Your instructions —
Collect all lines from the records below that include the word "sender".

####

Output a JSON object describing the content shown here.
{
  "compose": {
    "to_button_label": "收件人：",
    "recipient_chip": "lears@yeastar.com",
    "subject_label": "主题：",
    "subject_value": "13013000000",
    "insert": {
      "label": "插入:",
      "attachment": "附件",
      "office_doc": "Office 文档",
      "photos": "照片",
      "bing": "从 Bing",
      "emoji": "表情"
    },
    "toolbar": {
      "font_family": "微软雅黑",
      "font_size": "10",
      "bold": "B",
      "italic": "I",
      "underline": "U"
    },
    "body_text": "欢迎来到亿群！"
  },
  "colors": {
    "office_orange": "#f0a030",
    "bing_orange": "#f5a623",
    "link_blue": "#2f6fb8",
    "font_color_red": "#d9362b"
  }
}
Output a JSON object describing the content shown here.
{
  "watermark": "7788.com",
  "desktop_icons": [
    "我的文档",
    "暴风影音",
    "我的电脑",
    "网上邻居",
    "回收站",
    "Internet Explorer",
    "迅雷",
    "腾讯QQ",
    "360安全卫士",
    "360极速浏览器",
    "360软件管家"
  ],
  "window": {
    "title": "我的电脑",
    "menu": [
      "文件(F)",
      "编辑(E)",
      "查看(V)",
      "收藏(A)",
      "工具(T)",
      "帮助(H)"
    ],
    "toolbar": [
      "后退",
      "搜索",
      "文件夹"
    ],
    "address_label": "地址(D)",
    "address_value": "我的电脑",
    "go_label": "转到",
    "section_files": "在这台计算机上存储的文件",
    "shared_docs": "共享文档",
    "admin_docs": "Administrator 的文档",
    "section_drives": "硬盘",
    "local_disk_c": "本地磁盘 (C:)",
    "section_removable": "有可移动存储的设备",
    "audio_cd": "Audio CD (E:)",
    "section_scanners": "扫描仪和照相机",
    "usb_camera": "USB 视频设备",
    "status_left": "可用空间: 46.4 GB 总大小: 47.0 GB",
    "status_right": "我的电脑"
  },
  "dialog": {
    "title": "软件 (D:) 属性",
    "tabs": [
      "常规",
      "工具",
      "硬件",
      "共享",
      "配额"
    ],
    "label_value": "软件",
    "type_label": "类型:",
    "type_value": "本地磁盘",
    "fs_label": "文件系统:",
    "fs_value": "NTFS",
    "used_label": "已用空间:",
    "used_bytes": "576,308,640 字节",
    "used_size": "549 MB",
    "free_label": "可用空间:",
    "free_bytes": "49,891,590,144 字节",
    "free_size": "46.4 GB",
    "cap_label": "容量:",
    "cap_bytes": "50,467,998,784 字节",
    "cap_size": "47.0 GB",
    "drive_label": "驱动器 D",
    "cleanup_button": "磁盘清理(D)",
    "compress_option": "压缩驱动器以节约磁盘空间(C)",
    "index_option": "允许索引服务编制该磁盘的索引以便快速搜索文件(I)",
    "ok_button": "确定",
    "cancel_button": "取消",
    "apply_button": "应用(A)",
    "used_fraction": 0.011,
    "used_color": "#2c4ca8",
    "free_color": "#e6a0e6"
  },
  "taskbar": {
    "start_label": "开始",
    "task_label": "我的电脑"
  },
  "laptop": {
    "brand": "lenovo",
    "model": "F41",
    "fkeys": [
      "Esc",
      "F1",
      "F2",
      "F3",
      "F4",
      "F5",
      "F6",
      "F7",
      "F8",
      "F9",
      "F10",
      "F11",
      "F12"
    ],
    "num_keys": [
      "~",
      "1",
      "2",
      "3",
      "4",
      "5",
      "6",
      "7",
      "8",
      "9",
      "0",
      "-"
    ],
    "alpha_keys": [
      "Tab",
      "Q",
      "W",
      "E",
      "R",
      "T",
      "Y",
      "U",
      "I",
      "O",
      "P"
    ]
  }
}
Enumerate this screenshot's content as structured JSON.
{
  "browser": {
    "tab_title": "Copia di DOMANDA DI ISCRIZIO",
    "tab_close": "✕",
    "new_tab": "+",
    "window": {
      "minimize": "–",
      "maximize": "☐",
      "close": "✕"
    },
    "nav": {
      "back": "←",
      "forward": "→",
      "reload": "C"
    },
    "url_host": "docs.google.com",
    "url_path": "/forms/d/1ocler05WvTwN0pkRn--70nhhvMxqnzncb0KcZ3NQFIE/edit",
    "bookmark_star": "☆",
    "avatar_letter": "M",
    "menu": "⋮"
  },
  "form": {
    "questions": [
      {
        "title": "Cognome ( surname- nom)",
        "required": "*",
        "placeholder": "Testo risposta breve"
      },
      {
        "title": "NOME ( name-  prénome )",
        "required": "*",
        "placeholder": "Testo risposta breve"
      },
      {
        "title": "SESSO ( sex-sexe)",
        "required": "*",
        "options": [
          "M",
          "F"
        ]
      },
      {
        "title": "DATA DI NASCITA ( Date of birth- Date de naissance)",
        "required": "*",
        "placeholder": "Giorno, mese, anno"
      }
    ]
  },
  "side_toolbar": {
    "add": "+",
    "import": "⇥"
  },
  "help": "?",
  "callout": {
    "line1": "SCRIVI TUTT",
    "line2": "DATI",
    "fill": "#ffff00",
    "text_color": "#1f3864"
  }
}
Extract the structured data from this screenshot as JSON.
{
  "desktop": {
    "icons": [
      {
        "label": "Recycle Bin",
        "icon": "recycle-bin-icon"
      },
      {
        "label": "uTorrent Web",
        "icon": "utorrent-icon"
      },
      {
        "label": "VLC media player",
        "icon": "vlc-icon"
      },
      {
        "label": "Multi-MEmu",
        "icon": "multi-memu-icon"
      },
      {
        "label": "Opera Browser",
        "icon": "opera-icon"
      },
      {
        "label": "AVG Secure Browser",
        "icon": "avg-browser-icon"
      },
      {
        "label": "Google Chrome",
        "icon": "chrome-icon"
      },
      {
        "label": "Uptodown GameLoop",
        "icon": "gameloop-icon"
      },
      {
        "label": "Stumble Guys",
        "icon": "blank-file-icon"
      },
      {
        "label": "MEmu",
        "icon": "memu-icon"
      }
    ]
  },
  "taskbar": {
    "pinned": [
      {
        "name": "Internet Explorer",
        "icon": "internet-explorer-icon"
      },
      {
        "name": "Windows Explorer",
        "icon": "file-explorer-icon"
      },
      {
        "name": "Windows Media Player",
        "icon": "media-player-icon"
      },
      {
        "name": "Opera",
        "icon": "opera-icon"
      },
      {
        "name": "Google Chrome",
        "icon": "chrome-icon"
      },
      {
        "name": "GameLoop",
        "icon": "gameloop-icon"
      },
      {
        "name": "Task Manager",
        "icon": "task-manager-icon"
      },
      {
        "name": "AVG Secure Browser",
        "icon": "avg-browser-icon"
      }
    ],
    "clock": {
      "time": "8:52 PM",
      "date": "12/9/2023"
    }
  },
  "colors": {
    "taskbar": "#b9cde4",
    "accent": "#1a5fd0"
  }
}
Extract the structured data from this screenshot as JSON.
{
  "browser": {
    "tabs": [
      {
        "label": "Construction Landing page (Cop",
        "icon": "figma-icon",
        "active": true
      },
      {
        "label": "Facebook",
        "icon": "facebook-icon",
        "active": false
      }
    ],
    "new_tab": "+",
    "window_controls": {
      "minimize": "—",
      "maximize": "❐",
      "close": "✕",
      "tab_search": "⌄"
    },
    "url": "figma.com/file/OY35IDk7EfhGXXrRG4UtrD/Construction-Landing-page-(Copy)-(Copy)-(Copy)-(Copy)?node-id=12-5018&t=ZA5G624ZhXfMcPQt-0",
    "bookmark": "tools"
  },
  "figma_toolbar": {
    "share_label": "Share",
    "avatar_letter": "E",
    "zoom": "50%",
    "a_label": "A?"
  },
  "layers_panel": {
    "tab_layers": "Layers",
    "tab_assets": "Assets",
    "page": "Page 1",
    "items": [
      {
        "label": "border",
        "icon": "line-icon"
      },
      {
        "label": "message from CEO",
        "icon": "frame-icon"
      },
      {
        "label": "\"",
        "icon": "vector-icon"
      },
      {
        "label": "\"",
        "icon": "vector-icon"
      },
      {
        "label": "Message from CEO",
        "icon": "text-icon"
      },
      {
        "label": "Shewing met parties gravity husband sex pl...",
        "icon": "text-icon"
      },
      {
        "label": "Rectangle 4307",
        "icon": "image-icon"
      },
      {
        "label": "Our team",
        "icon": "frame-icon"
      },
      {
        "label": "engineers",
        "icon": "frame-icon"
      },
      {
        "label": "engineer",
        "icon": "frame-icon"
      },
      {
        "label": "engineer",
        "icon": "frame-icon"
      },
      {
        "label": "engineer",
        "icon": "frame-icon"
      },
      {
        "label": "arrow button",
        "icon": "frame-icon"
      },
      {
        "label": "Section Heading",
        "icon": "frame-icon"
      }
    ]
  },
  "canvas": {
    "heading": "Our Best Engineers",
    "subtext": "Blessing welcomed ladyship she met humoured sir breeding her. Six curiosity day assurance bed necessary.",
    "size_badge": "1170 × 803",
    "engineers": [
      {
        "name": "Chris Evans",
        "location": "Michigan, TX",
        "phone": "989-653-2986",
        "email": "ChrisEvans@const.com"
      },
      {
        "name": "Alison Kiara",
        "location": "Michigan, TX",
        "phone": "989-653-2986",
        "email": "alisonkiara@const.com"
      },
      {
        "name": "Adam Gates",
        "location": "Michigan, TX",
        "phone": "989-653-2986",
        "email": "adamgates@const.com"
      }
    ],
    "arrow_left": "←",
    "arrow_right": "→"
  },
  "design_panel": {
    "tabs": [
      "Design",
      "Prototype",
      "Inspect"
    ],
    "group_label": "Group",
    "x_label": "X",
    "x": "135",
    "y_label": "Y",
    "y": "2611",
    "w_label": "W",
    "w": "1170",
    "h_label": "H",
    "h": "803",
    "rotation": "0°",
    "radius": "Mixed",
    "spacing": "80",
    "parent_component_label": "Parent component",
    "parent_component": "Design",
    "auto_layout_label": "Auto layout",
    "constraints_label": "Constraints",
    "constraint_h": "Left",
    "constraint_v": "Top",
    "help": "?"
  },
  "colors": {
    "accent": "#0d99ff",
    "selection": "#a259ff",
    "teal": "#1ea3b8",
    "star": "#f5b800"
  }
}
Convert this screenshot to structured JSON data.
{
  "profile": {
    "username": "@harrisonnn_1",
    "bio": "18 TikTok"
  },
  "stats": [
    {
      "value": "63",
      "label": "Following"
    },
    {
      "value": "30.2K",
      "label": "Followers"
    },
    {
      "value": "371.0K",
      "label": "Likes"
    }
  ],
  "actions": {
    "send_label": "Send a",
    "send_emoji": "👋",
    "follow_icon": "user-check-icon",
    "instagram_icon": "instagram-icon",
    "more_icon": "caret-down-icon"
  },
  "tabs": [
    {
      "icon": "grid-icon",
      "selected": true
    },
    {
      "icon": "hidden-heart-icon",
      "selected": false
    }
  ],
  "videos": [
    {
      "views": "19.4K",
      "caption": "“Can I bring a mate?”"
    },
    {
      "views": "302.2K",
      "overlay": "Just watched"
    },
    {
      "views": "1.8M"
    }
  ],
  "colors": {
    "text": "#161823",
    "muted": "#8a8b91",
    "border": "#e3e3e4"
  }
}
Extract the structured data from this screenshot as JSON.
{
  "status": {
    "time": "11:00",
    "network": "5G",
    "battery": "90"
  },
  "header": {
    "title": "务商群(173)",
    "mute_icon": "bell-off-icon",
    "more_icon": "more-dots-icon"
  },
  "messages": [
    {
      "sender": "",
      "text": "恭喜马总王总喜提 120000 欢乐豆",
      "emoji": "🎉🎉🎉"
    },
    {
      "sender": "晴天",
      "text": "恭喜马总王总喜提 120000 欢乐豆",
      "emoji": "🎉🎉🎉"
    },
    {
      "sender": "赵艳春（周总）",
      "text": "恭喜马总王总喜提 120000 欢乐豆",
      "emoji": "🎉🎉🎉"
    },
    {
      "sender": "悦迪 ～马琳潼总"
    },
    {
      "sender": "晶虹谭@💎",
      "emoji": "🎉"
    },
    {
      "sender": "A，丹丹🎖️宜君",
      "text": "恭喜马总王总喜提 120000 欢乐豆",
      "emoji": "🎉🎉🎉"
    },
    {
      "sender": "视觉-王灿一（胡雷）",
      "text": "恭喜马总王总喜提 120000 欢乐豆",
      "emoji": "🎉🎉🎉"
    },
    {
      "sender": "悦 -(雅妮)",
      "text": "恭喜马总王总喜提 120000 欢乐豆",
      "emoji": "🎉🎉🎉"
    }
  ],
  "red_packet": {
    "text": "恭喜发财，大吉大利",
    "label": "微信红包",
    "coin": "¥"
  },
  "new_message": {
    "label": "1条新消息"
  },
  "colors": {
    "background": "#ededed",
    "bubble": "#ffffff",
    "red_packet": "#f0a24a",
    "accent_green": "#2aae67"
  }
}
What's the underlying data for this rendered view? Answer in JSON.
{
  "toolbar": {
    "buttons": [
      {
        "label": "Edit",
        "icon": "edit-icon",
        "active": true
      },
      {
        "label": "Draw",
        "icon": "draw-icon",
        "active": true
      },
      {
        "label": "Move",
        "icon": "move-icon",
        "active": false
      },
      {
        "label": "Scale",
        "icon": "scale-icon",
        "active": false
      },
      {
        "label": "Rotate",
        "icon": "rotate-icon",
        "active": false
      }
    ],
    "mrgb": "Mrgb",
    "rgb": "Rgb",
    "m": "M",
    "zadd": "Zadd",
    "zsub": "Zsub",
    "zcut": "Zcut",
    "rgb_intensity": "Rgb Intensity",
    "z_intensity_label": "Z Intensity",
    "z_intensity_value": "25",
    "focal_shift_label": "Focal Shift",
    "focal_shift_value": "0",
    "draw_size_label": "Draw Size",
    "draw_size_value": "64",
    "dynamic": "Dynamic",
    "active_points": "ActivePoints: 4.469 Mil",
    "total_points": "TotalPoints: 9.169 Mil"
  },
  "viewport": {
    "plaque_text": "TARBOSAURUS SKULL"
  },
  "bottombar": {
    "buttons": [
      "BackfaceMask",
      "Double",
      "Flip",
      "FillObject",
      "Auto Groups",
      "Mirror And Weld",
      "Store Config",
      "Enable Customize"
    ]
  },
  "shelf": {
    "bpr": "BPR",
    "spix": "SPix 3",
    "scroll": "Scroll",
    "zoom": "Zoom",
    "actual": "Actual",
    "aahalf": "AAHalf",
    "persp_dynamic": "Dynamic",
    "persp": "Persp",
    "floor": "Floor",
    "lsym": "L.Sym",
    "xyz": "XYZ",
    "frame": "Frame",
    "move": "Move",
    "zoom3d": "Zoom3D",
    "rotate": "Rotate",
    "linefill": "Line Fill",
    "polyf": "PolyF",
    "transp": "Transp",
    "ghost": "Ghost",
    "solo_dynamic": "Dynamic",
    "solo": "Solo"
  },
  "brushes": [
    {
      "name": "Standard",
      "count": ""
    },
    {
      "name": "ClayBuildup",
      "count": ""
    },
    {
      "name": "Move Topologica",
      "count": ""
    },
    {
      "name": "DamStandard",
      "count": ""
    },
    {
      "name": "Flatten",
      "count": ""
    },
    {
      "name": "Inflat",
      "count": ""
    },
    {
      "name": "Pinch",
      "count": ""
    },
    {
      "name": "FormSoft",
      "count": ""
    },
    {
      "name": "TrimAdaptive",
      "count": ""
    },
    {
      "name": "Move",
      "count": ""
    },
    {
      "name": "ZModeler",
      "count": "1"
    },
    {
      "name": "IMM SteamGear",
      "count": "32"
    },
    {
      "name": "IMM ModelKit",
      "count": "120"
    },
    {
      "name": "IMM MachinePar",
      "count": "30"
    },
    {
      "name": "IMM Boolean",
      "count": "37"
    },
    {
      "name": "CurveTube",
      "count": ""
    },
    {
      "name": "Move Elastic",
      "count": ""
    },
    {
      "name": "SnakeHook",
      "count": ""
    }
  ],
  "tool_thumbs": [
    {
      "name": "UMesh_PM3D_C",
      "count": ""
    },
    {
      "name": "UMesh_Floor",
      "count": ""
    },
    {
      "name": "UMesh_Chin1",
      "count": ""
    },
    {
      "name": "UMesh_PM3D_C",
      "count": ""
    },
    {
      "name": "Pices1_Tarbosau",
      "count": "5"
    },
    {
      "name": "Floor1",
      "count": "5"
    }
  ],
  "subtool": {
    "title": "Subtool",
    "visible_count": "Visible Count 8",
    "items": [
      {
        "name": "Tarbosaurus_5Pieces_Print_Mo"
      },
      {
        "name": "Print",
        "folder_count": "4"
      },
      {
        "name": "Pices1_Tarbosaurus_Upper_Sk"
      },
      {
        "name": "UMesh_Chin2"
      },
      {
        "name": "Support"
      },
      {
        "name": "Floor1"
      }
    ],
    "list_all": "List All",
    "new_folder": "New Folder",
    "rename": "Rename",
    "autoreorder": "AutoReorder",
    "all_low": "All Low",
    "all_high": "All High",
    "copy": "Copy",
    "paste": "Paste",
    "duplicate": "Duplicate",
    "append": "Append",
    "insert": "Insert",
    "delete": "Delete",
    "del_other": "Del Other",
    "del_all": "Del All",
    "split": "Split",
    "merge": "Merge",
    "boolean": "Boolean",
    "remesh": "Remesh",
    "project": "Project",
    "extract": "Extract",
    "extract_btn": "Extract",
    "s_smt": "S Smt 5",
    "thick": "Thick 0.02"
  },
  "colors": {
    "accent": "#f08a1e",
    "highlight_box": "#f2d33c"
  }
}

####

Response to the exercise —
      "sender": "",
      "sender": "晴天",
      "sender": "赵艳春（周总）",
      "sender": "悦迪 ～马琳潼总"
      "sender": "晶虹谭@💎",
      "sender": "A，丹丹🎖️宜君",
      "sender": "视觉-王灿一（胡雷）",
      "sender": "悦 -(雅妮)",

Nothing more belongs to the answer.